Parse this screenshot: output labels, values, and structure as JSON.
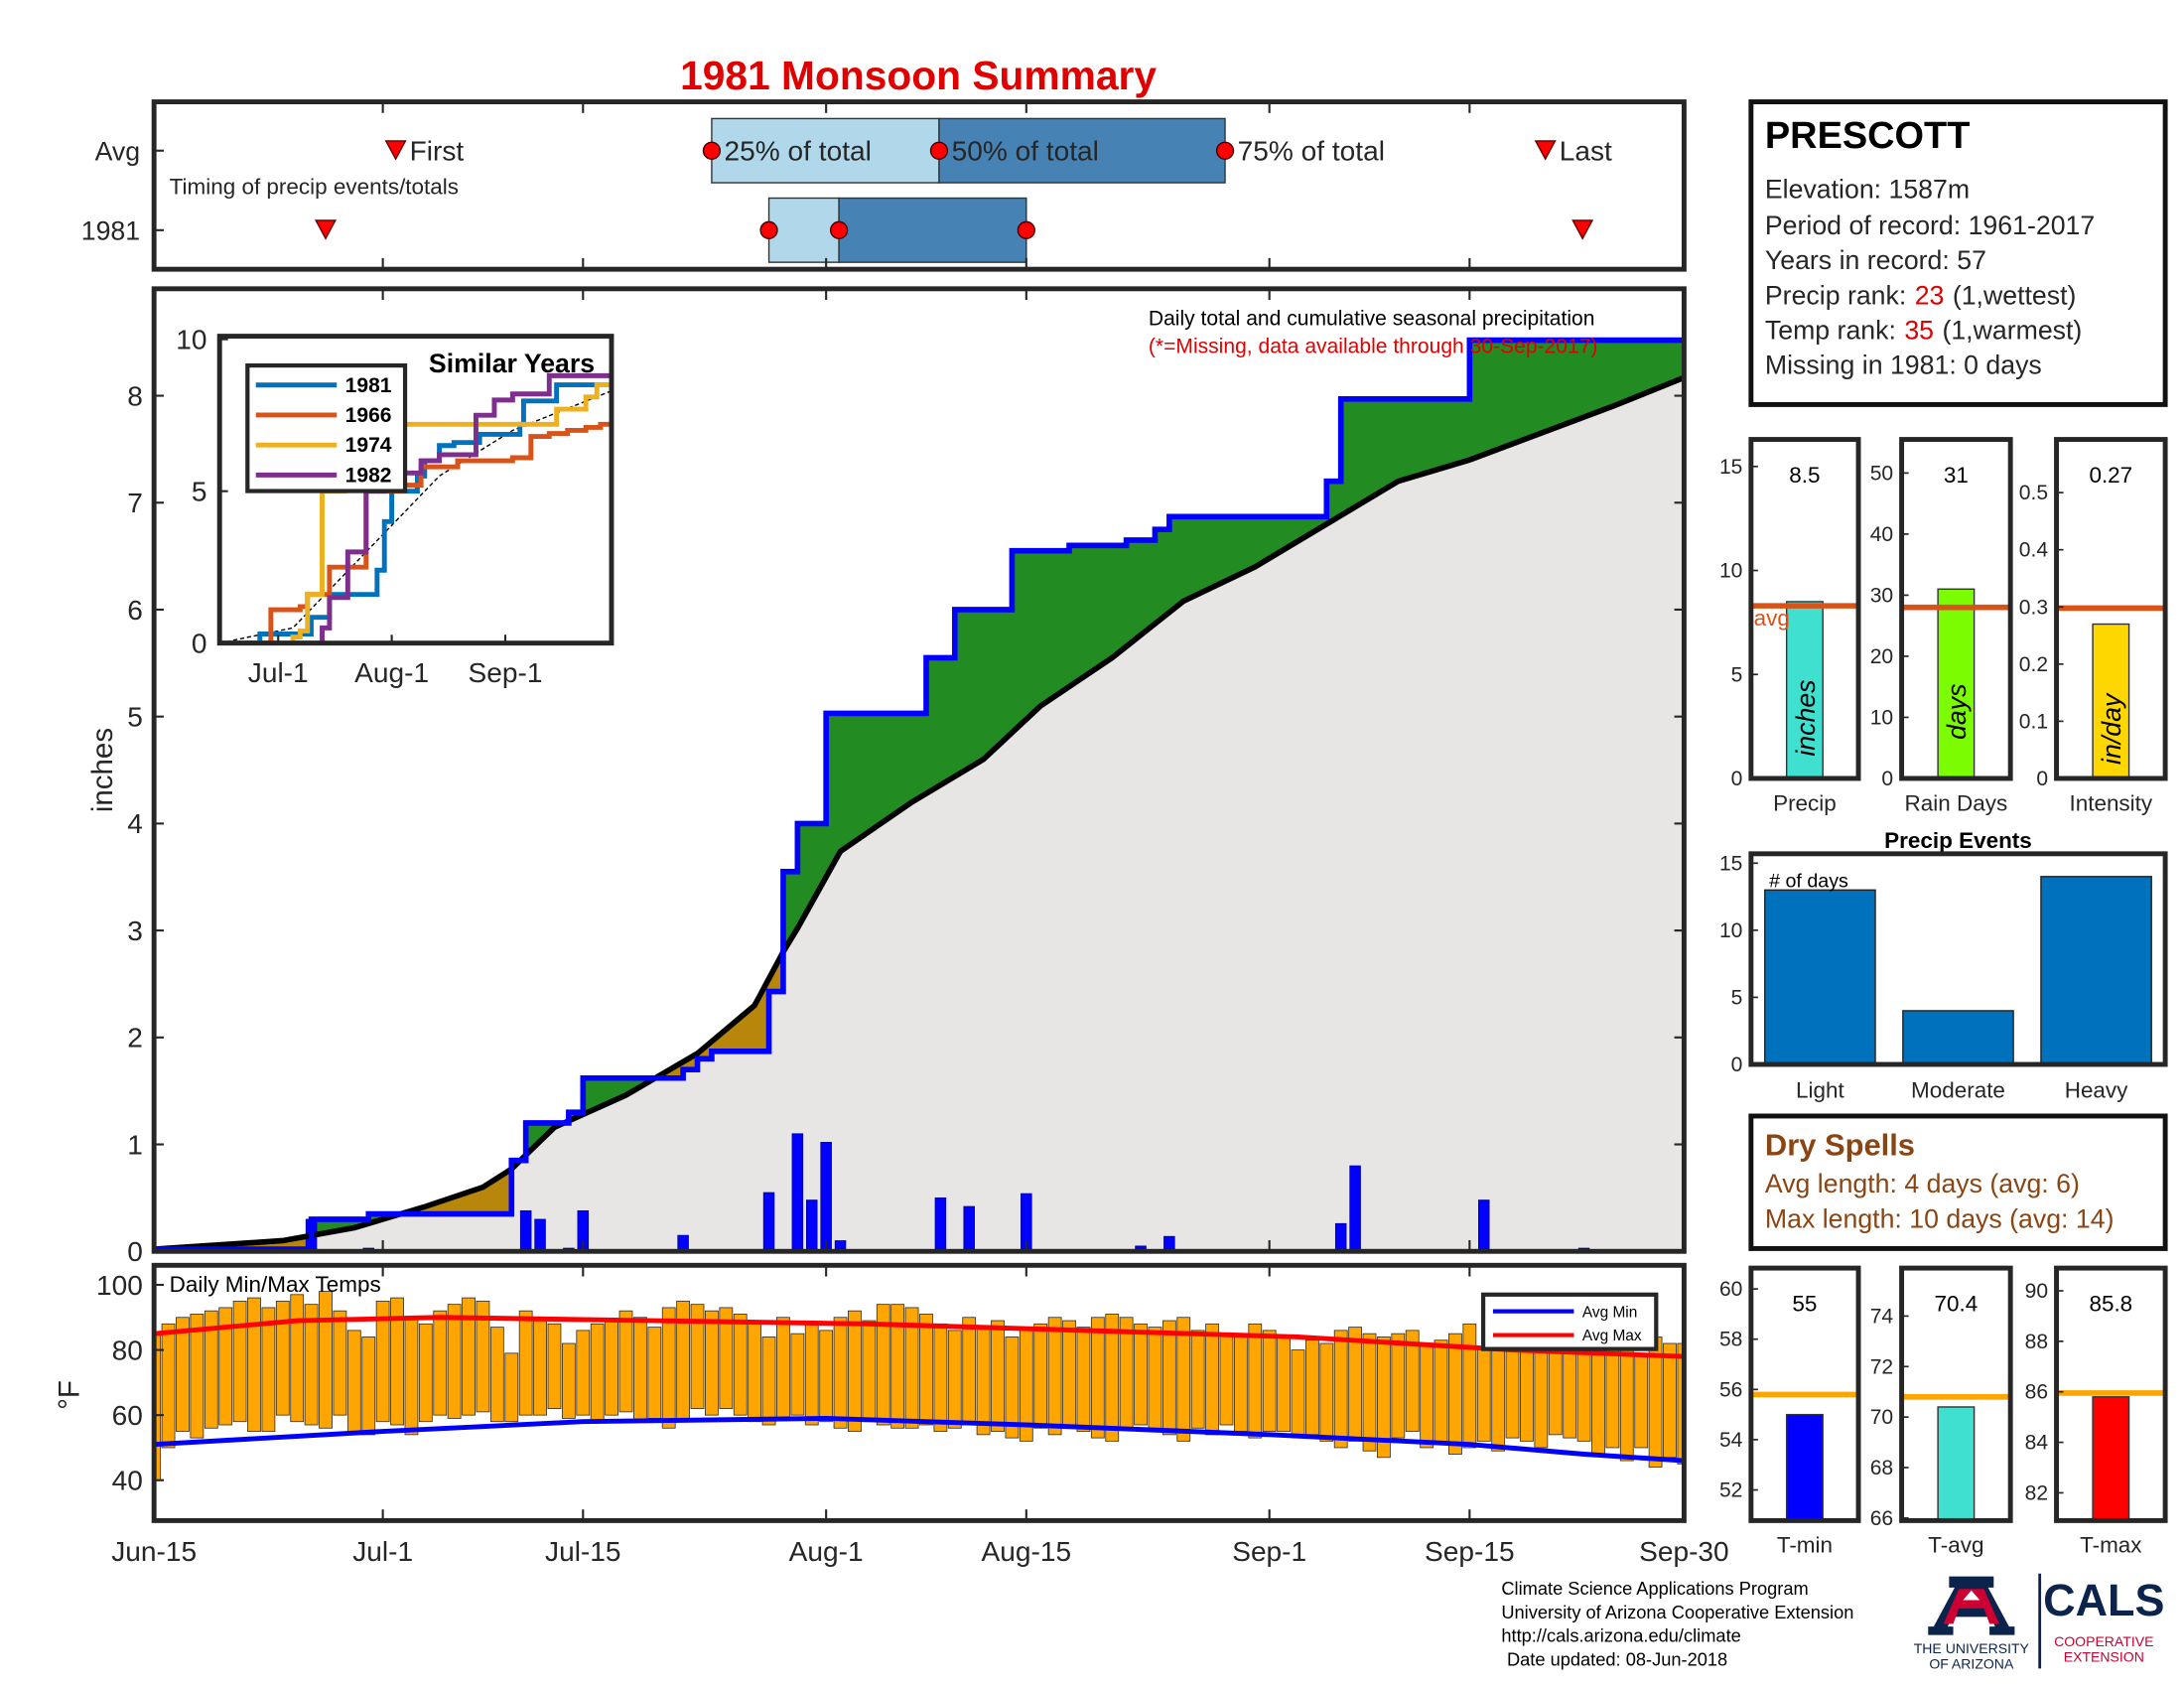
{
  "title": "1981 Monsoon Summary",
  "station": {
    "name": "PRESCOTT",
    "elevation": "Elevation: 1587m",
    "period": "Period of record: 1961-2017",
    "years": "Years in record: 57",
    "precip_rank": {
      "label": "Precip rank:",
      "value": 23,
      "note": "(1,wettest)"
    },
    "temp_rank": {
      "label": "Temp rank:",
      "value": 35,
      "note": "(1,warmest)"
    },
    "missing": "Missing in 1981: 0 days"
  },
  "dry_spells": {
    "title": "Dry Spells",
    "avg": "Avg length: 4 days (avg: 6)",
    "max": "Max length: 10 days (avg: 14)"
  },
  "footer": [
    "Climate Science Applications Program",
    "University of Arizona Cooperative Extension",
    "http://cals.arizona.edu/climate",
    "Date updated: 08-Jun-2018"
  ],
  "logos": {
    "university": [
      "THE UNIVERSITY",
      "OF ARIZONA"
    ],
    "cals": "CALS",
    "cals_sub": [
      "COOPERATIVE",
      "EXTENSION"
    ]
  },
  "chart_data": [
    {
      "type": "timing",
      "note": "Timing of precip events/totals",
      "xlim": [
        0,
        107
      ],
      "xticks": [
        0,
        16,
        30,
        47,
        61,
        78,
        92,
        107
      ],
      "marker_labels": {
        "first": "First",
        "p25": "25% of total",
        "p50": "50% of total",
        "p75": "75% of total",
        "last": "Last"
      },
      "rows": [
        {
          "label": "Avg",
          "first": 16.9,
          "p25": 39,
          "p50": 54.9,
          "p75": 74.9,
          "last": 97.3
        },
        {
          "label": "1981",
          "first": 12,
          "p25": 43,
          "p50": 47.9,
          "p75": 61,
          "last": 99.9
        }
      ],
      "colors": {
        "p25": "#b0d8ea",
        "p50": "#4682b4",
        "marker": "#ff0000"
      }
    },
    {
      "type": "step-area",
      "annotation": "Daily total and cumulative seasonal precipitation",
      "note": "(*=Missing, data available through 30-Sep-2017)",
      "ylabel": "inches",
      "xlim": [
        0,
        107
      ],
      "ylim": [
        0,
        9
      ],
      "yticks": [
        0,
        1,
        2,
        3,
        4,
        5,
        6,
        7,
        8
      ],
      "xticks": [
        0,
        16,
        30,
        47,
        61,
        78,
        92,
        107
      ],
      "observed": {
        "color": "#0000ff",
        "x": [
          0,
          11,
          15,
          25,
          26,
          29,
          30,
          37,
          38,
          39,
          43,
          44,
          45,
          47,
          54,
          56,
          60,
          64,
          68,
          70,
          71,
          82,
          83,
          92,
          107
        ],
        "values": [
          0.02,
          0.3,
          0.35,
          0.85,
          1.2,
          1.3,
          1.62,
          1.7,
          1.8,
          1.87,
          2.43,
          3.55,
          4.0,
          5.03,
          5.55,
          6.0,
          6.55,
          6.6,
          6.65,
          6.75,
          6.87,
          7.2,
          7.97,
          8.52,
          8.52
        ]
      },
      "average": {
        "color": "#000000",
        "x": [
          0,
          9,
          14,
          19,
          23,
          25,
          28,
          33,
          38,
          42,
          44,
          45,
          48,
          53,
          58,
          62,
          67,
          72,
          77,
          82,
          87,
          92,
          97,
          102,
          107
        ],
        "values": [
          0.02,
          0.1,
          0.22,
          0.42,
          0.6,
          0.77,
          1.16,
          1.46,
          1.85,
          2.3,
          2.8,
          3.02,
          3.74,
          4.2,
          4.6,
          5.1,
          5.55,
          6.08,
          6.4,
          6.8,
          7.2,
          7.4,
          7.65,
          7.9,
          8.17
        ]
      },
      "daily": {
        "color": "#0000ff",
        "x": [
          11,
          15,
          26,
          27,
          29,
          30,
          37,
          43,
          45,
          46,
          47,
          48,
          55,
          57,
          61,
          69,
          71,
          83,
          84,
          93,
          100
        ],
        "values": [
          0.3,
          0.03,
          0.38,
          0.3,
          0.03,
          0.38,
          0.15,
          0.55,
          1.1,
          0.48,
          1.02,
          0.1,
          0.5,
          0.42,
          0.54,
          0.05,
          0.14,
          0.26,
          0.8,
          0.48,
          0.03
        ]
      },
      "above_color": "#228b22",
      "below_color": "#b8860b",
      "base_color": "#e8e6e5"
    },
    {
      "type": "line",
      "title": "Similar Years",
      "xlim": [
        0,
        107
      ],
      "ylim": [
        0,
        10.1
      ],
      "yticks": [
        0,
        5,
        10
      ],
      "xticks": [
        {
          "value": 16,
          "label": "Jul-1"
        },
        {
          "value": 47,
          "label": "Aug-1"
        },
        {
          "value": 78,
          "label": "Sep-1"
        }
      ],
      "series": [
        {
          "name": "1981",
          "color": "#0072bd",
          "x": [
            0,
            11,
            25,
            30,
            43,
            45,
            47,
            54,
            56,
            60,
            64,
            71,
            82,
            83,
            92,
            107
          ],
          "values": [
            0,
            0.3,
            0.85,
            1.6,
            2.4,
            4.0,
            5.0,
            5.5,
            6.0,
            6.5,
            6.6,
            6.87,
            7.2,
            7.97,
            8.5,
            8.5
          ]
        },
        {
          "name": "1966",
          "color": "#d95319",
          "x": [
            0,
            12,
            14,
            22,
            24,
            30,
            40,
            50,
            55,
            65,
            72,
            80,
            85,
            90,
            95,
            100,
            104,
            107
          ],
          "values": [
            0,
            0,
            1.1,
            1.2,
            1.6,
            2.5,
            5.0,
            5.2,
            5.8,
            6.0,
            6.0,
            6.1,
            6.8,
            6.9,
            7.0,
            7.1,
            7.2,
            7.1
          ]
        },
        {
          "name": "1974",
          "color": "#edb120",
          "x": [
            0,
            20,
            22,
            24,
            28,
            34,
            40,
            60,
            85,
            92,
            100,
            103,
            107
          ],
          "values": [
            0,
            0.2,
            0.4,
            1.6,
            5.0,
            7.0,
            7.2,
            7.2,
            7.2,
            7.7,
            8.1,
            8.5,
            9.2
          ]
        },
        {
          "name": "1982",
          "color": "#7e2f8e",
          "x": [
            0,
            26,
            28,
            30,
            35,
            40,
            45,
            50,
            55,
            60,
            70,
            75,
            80,
            90,
            100,
            107
          ],
          "values": [
            0,
            0,
            0.5,
            1.5,
            3.0,
            5.0,
            5.2,
            5.6,
            6.0,
            6.2,
            7.5,
            8.0,
            8.2,
            8.8,
            8.8,
            8.8
          ]
        }
      ],
      "average": {
        "color": "#000000",
        "x": [
          0,
          20,
          40,
          60,
          80,
          107
        ],
        "values": [
          0,
          0.5,
          3,
          5.5,
          7,
          8.3
        ]
      }
    },
    {
      "type": "range-bar",
      "title": "Daily Min/Max Temps",
      "ylabel": "°F",
      "xlim": [
        0,
        107
      ],
      "ylim": [
        27.6,
        106
      ],
      "yticks": [
        40,
        60,
        80,
        100
      ],
      "xticks": [
        {
          "value": 0,
          "label": "Jun-15"
        },
        {
          "value": 16,
          "label": "Jul-1"
        },
        {
          "value": 30,
          "label": "Jul-15"
        },
        {
          "value": 47,
          "label": "Aug-1"
        },
        {
          "value": 61,
          "label": "Aug-15"
        },
        {
          "value": 78,
          "label": "Sep-1"
        },
        {
          "value": 92,
          "label": "Sep-15"
        },
        {
          "value": 107,
          "label": "Sep-30"
        }
      ],
      "color": "#ffa500",
      "x": [
        0,
        1,
        2,
        3,
        4,
        5,
        6,
        7,
        8,
        9,
        10,
        11,
        12,
        13,
        14,
        15,
        16,
        17,
        18,
        19,
        20,
        21,
        22,
        23,
        24,
        25,
        26,
        27,
        28,
        29,
        30,
        31,
        32,
        33,
        34,
        35,
        36,
        37,
        38,
        39,
        40,
        41,
        42,
        43,
        44,
        45,
        46,
        47,
        48,
        49,
        50,
        51,
        52,
        53,
        54,
        55,
        56,
        57,
        58,
        59,
        60,
        61,
        62,
        63,
        64,
        65,
        66,
        67,
        68,
        69,
        70,
        71,
        72,
        73,
        74,
        75,
        76,
        77,
        78,
        79,
        80,
        81,
        82,
        83,
        84,
        85,
        86,
        87,
        88,
        89,
        90,
        91,
        92,
        93,
        94,
        95,
        96,
        97,
        98,
        99,
        100,
        101,
        102,
        103,
        104,
        105,
        106,
        107
      ],
      "max": [
        85,
        88,
        90,
        91,
        92,
        93,
        95,
        96,
        93,
        95,
        97,
        94,
        98,
        92,
        86,
        84,
        95,
        96,
        90,
        88,
        92,
        94,
        96,
        95,
        87,
        79,
        92,
        90,
        88,
        82,
        86,
        88,
        89,
        92,
        90,
        87,
        93,
        95,
        94,
        92,
        93,
        91,
        88,
        84,
        90,
        85,
        88,
        86,
        90,
        92,
        89,
        94,
        94,
        93,
        91,
        88,
        86,
        90,
        87,
        89,
        84,
        86,
        88,
        90,
        89,
        87,
        90,
        91,
        90,
        88,
        87,
        89,
        90,
        86,
        88,
        85,
        84,
        88,
        86,
        84,
        80,
        83,
        82,
        86,
        87,
        85,
        84,
        85,
        86,
        82,
        83,
        85,
        88,
        80,
        84,
        82,
        83,
        86,
        87,
        82,
        84,
        80,
        81,
        80,
        78,
        84,
        82,
        82
      ],
      "min": [
        40,
        50,
        55,
        53,
        56,
        57,
        58,
        55,
        55,
        60,
        58,
        57,
        56,
        60,
        55,
        54,
        58,
        57,
        54,
        58,
        60,
        59,
        60,
        61,
        58,
        58,
        60,
        60,
        62,
        59,
        60,
        58,
        60,
        61,
        58,
        59,
        56,
        58,
        62,
        60,
        62,
        60,
        58,
        57,
        59,
        60,
        57,
        58,
        56,
        55,
        58,
        57,
        56,
        56,
        57,
        55,
        56,
        57,
        54,
        55,
        53,
        52,
        56,
        54,
        56,
        55,
        53,
        52,
        56,
        57,
        55,
        54,
        52,
        56,
        54,
        57,
        55,
        53,
        55,
        55,
        53,
        54,
        52,
        50,
        52,
        49,
        47,
        53,
        55,
        50,
        52,
        48,
        50,
        52,
        49,
        53,
        52,
        50,
        54,
        53,
        52,
        48,
        50,
        46,
        50,
        44,
        47,
        45
      ],
      "series": [
        {
          "name": "Avg Min",
          "color": "#0000ff",
          "x": [
            0,
            16,
            30,
            47,
            61,
            78,
            92,
            100,
            107
          ],
          "values": [
            51,
            55,
            58,
            59,
            57,
            54,
            51,
            48,
            46
          ]
        },
        {
          "name": "Avg Max",
          "color": "#ff0000",
          "x": [
            0,
            10,
            20,
            35,
            50,
            65,
            80,
            95,
            107
          ],
          "values": [
            85,
            89,
            90,
            89,
            88,
            86,
            84,
            80,
            78
          ]
        }
      ]
    },
    {
      "type": "summary-bar",
      "label": "Precip",
      "unit": "inches",
      "value": 8.5,
      "avg": 8.3,
      "avg_label": "avg",
      "color": "#40e0d0",
      "avg_color": "#d95319",
      "ylim": [
        0,
        16.3
      ],
      "yticks": [
        0,
        5,
        10,
        15
      ]
    },
    {
      "type": "summary-bar",
      "label": "Rain Days",
      "unit": "days",
      "value": 31,
      "avg": 28,
      "color": "#7cfc00",
      "avg_color": "#d95319",
      "ylim": [
        0,
        55.5
      ],
      "yticks": [
        0,
        10,
        20,
        30,
        40,
        50
      ]
    },
    {
      "type": "summary-bar",
      "label": "Intensity",
      "unit": "in/day",
      "value": 0.27,
      "avg": 0.298,
      "color": "#ffd700",
      "avg_color": "#d95319",
      "ylim": [
        0,
        0.593
      ],
      "yticks": [
        0,
        0.1,
        0.2,
        0.3,
        0.4,
        0.5
      ]
    },
    {
      "type": "bar",
      "title": "Precip Events",
      "ylabel": "# of days",
      "categories": [
        "Light",
        "Moderate",
        "Heavy"
      ],
      "values": [
        13,
        4,
        14
      ],
      "color": "#0072bd",
      "ylim": [
        0,
        15.7
      ],
      "yticks": [
        0,
        5,
        10,
        15
      ]
    },
    {
      "type": "summary-bar",
      "label": "T-min",
      "value": 55,
      "avg": 55.8,
      "color": "#0000ff",
      "avg_color": "#ffa500",
      "ylim": [
        50.78,
        60.83
      ],
      "yticks": [
        52,
        54,
        56,
        58,
        60
      ]
    },
    {
      "type": "summary-bar",
      "label": "T-avg",
      "value": 70.4,
      "avg": 70.8,
      "color": "#40e0d0",
      "avg_color": "#ffa500",
      "ylim": [
        65.9,
        75.9
      ],
      "yticks": [
        66,
        68,
        70,
        72,
        74
      ]
    },
    {
      "type": "summary-bar",
      "label": "T-max",
      "value": 85.8,
      "avg": 85.95,
      "color": "#ff0000",
      "avg_color": "#ffa500",
      "ylim": [
        80.9,
        90.9
      ],
      "yticks": [
        82,
        84,
        86,
        88,
        90
      ]
    }
  ]
}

TASK GOAL. Which lines in the records above contain the string "ylabel"? Copy each one.

THE RESULT.
      "ylabel": "inches",
      "ylabel": "°F",
      "ylabel": "# of days",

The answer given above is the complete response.